→ **EXERCISE INSTRUCTIONS**:
Identify the lines bearing the string "Thanks" and gather them.

>> START EXTRACTED RECORDS

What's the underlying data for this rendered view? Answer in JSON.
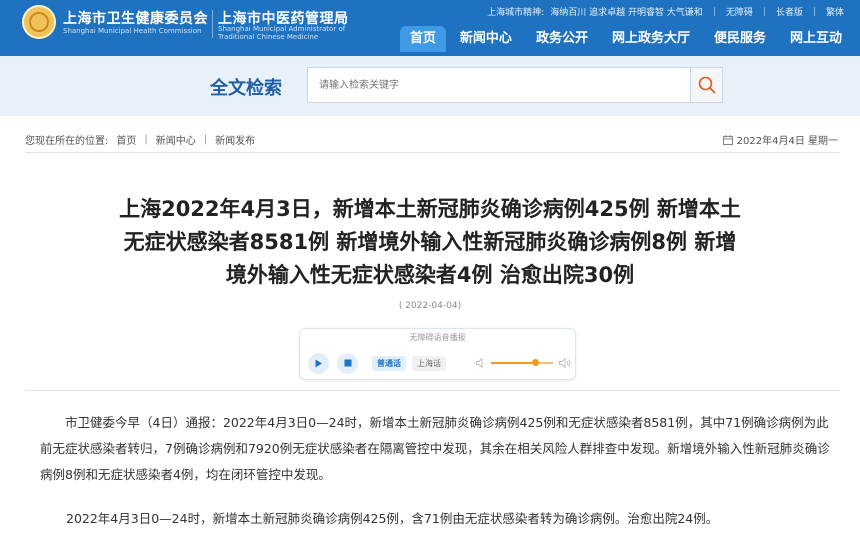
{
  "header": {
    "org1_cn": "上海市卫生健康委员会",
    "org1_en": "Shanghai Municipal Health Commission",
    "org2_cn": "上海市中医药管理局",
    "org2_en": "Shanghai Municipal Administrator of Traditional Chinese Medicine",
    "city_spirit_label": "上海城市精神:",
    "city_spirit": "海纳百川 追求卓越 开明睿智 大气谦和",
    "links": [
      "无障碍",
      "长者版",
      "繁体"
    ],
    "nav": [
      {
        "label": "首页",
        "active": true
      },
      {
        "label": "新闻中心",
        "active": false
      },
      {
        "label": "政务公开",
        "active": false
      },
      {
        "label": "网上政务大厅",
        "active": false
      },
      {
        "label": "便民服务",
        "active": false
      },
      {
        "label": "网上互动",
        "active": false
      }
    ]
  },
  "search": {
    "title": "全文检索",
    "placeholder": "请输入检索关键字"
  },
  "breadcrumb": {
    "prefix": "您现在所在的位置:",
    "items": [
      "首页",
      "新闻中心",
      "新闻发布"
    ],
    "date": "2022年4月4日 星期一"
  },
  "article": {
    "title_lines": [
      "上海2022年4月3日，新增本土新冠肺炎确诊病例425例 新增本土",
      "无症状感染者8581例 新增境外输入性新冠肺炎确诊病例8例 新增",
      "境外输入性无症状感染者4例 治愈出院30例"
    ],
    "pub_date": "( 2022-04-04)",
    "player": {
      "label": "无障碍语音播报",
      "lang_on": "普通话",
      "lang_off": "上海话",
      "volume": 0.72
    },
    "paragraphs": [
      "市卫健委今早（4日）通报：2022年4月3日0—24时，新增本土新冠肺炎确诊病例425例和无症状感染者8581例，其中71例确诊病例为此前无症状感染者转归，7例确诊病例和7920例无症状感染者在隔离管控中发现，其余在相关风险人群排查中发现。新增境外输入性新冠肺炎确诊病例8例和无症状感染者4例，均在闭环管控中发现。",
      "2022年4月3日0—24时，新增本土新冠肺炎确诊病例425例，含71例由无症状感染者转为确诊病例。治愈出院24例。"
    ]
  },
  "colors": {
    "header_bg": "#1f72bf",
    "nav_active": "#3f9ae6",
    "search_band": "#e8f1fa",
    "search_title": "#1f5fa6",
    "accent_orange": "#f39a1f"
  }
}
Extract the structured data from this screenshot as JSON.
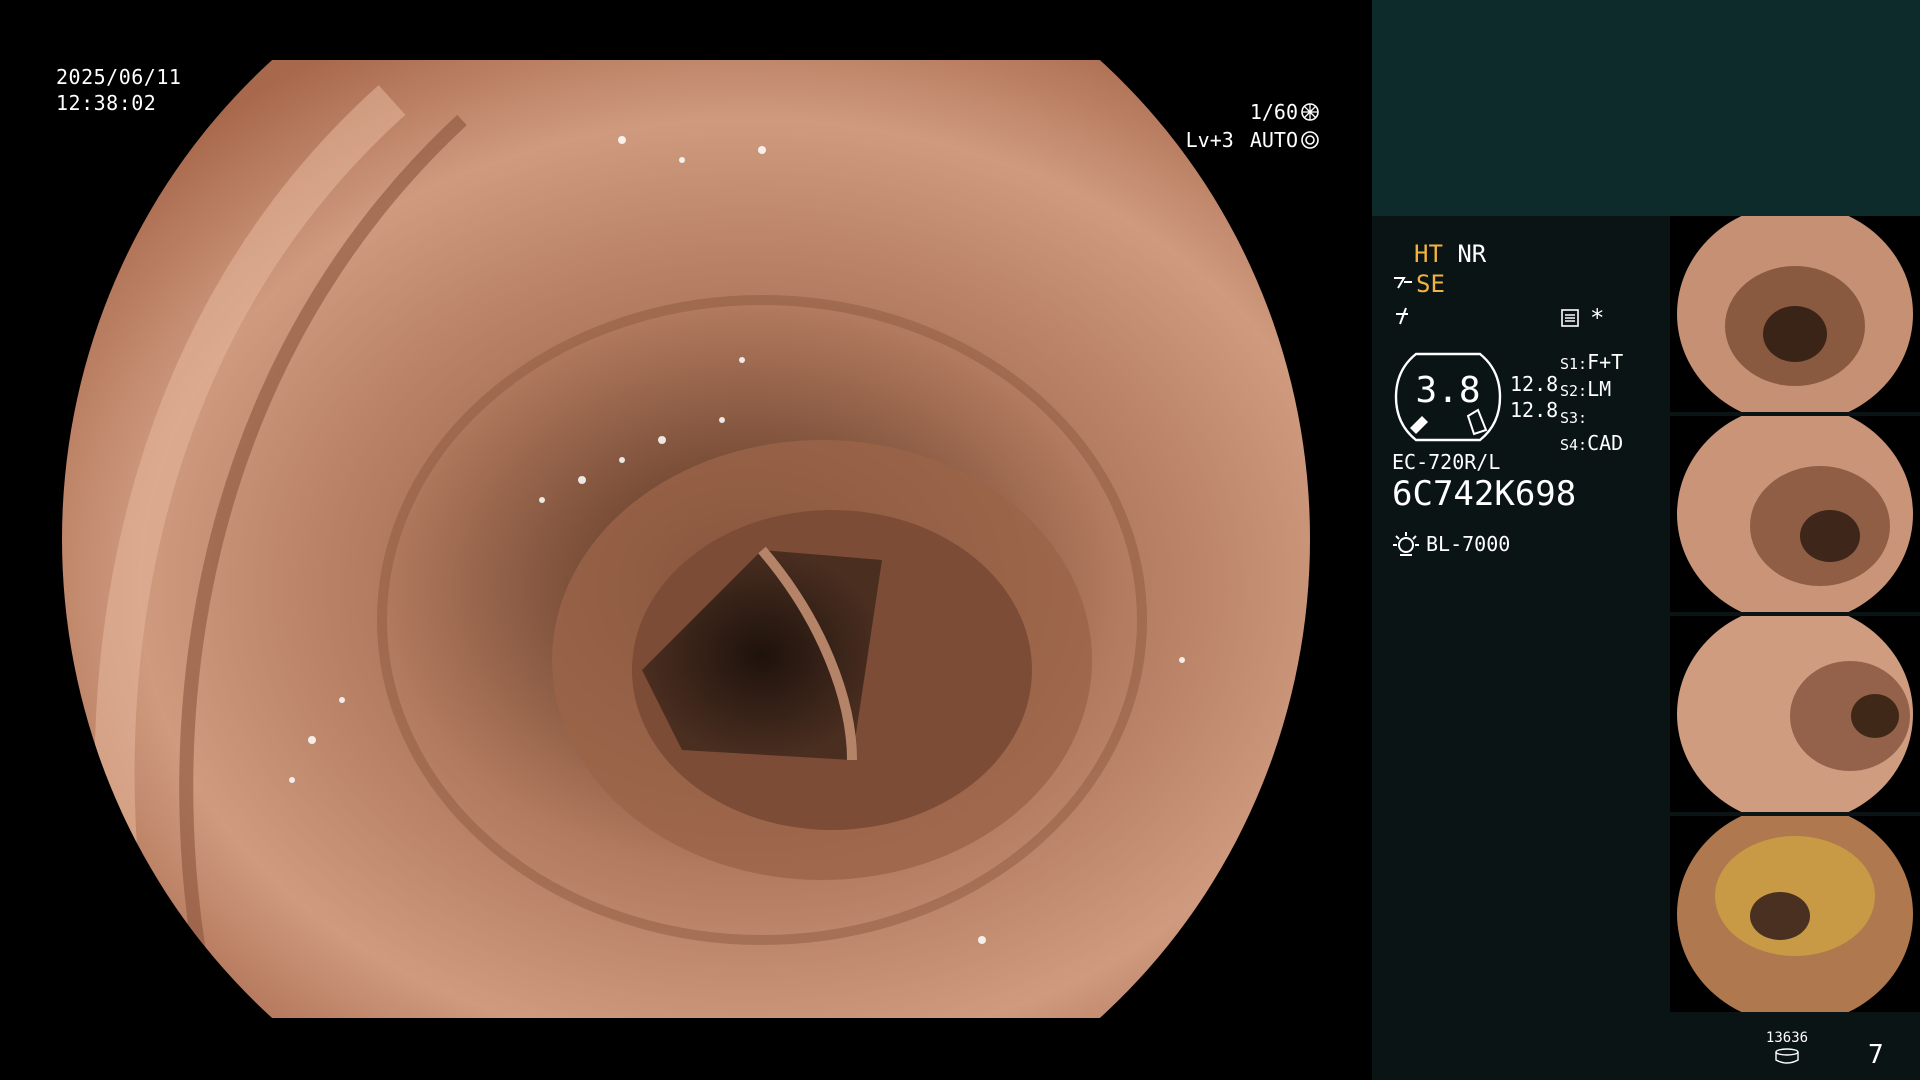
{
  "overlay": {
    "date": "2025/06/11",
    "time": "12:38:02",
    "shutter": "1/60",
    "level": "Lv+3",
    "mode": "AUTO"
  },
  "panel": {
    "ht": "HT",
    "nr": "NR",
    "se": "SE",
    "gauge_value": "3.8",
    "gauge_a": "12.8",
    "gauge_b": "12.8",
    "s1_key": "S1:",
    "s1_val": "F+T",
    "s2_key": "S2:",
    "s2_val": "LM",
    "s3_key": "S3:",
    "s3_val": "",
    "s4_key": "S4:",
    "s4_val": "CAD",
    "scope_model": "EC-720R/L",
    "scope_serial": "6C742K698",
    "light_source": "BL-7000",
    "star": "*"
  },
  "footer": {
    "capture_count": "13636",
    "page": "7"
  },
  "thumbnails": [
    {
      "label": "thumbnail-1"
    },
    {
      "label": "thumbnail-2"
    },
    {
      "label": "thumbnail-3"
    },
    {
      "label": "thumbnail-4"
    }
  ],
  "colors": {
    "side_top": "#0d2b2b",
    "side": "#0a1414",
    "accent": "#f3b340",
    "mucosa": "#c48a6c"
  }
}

>> END EXTRACTED RECORDS
>> START EXTRACTED RECORDS

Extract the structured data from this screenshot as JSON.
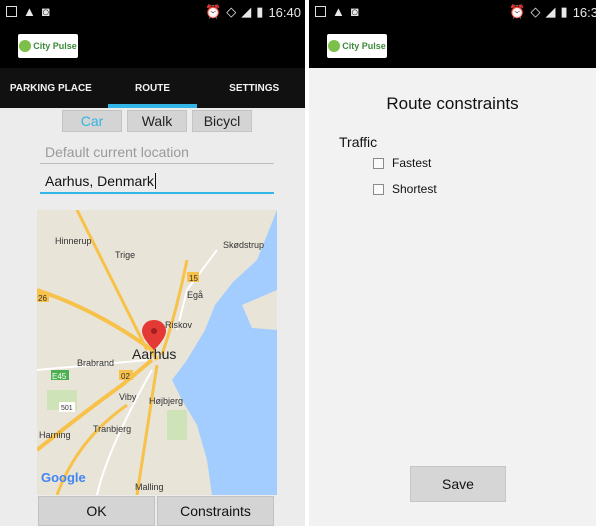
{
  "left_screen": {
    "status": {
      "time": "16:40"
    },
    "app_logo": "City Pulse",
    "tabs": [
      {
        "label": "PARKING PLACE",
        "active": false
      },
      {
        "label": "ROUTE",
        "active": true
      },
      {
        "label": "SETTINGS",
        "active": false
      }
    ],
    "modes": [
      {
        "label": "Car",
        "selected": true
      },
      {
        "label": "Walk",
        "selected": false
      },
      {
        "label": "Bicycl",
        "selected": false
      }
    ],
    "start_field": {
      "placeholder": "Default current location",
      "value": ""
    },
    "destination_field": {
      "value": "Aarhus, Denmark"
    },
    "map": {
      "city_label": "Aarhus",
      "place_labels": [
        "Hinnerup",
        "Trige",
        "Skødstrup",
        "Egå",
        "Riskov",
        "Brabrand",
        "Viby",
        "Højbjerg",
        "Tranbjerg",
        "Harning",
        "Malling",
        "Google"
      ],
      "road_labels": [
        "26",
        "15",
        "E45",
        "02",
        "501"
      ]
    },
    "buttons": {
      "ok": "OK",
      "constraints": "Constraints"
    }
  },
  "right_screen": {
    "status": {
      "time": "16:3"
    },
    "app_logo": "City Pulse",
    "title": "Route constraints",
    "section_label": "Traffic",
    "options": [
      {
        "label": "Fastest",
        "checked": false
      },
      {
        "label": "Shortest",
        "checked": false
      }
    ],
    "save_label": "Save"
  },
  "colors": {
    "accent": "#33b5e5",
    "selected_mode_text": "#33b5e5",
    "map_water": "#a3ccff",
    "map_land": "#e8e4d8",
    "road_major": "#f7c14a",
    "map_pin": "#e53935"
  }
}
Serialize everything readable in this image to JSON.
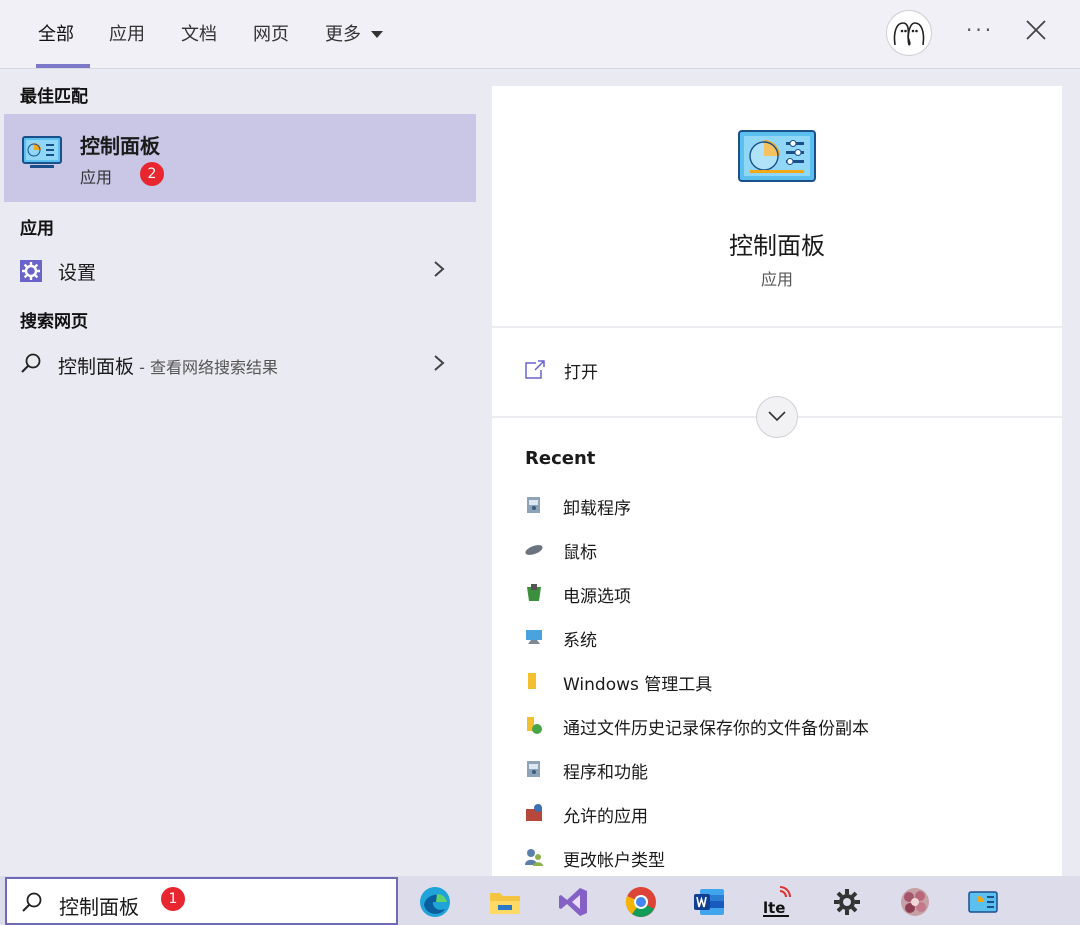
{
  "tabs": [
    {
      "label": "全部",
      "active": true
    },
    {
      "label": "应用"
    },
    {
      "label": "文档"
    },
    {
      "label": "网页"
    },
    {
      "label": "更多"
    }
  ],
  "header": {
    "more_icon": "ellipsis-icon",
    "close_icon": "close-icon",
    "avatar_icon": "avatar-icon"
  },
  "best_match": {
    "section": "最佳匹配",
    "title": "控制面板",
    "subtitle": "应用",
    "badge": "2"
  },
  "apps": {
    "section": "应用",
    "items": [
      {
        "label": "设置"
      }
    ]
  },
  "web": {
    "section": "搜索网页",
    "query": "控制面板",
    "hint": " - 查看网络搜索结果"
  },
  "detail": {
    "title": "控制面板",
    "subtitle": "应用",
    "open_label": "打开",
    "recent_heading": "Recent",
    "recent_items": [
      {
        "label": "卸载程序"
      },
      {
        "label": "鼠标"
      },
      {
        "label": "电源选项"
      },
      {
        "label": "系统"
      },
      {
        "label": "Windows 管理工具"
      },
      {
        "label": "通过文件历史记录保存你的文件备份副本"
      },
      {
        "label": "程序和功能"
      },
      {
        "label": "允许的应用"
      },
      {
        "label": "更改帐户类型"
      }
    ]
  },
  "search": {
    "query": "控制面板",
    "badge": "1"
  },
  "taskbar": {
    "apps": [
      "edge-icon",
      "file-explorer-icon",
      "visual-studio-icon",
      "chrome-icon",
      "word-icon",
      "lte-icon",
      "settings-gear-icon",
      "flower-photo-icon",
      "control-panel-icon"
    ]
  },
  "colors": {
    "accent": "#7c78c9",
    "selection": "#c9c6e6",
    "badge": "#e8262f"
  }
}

>> END EXTRACTED RECORDS
>> START EXTRACTED RECORDS

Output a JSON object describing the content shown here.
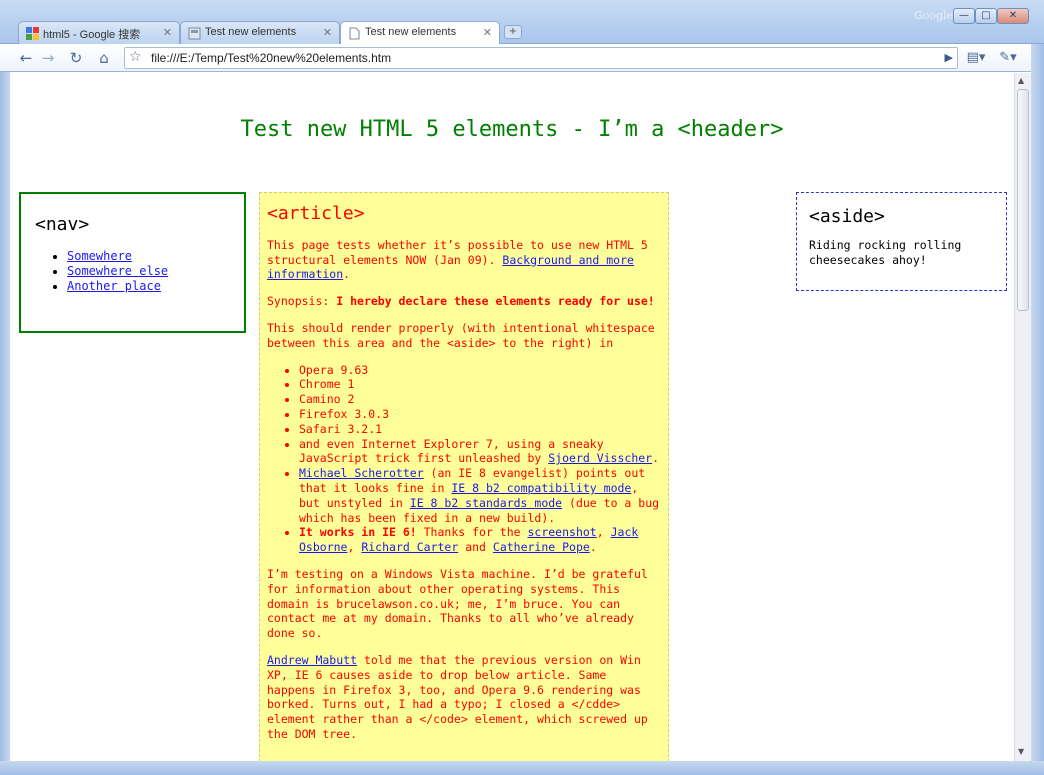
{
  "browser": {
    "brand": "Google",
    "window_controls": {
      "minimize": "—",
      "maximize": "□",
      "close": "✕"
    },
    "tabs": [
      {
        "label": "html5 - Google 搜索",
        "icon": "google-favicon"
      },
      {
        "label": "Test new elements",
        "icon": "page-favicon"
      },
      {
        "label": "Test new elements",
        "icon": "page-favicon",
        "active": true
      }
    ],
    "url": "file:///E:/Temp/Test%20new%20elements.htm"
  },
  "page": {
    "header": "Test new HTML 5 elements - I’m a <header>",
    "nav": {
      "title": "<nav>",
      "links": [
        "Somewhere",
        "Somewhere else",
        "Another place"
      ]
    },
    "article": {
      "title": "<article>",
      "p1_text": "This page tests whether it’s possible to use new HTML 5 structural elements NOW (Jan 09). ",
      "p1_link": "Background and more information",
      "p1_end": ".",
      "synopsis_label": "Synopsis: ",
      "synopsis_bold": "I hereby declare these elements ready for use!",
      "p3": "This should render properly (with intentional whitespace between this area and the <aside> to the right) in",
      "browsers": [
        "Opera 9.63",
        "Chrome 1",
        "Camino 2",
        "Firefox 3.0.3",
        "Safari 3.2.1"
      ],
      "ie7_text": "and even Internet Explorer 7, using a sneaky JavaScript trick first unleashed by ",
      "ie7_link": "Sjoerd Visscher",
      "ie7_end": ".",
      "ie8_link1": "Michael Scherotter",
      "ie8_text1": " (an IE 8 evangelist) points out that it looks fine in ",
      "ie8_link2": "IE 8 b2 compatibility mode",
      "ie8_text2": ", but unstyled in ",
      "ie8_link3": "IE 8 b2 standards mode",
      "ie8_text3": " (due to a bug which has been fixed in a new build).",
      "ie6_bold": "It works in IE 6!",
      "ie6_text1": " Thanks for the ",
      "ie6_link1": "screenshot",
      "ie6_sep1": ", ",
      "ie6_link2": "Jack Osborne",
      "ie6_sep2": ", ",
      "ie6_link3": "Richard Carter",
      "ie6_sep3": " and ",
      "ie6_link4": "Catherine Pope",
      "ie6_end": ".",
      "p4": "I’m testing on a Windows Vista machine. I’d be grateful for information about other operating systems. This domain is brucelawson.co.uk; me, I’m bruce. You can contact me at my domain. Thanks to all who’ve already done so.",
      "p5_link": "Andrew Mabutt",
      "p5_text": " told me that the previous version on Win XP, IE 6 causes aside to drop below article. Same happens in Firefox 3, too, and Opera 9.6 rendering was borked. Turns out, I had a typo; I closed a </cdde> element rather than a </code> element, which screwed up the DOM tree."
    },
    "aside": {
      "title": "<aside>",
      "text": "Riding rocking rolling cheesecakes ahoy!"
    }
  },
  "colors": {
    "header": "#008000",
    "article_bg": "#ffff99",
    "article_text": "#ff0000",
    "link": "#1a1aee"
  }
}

>> END EXTRACTED RECORDS

→ **THE RESULT**:
      "ie6_text1": " Thanks for the ",
      "p4": "I’m testing on a Windows Vista machine. I’d be grateful for information about other operating systems. This domain is brucelawson.co.uk; me, I’m bruce. You can contact me at my domain. Thanks to all who’ve already done so.",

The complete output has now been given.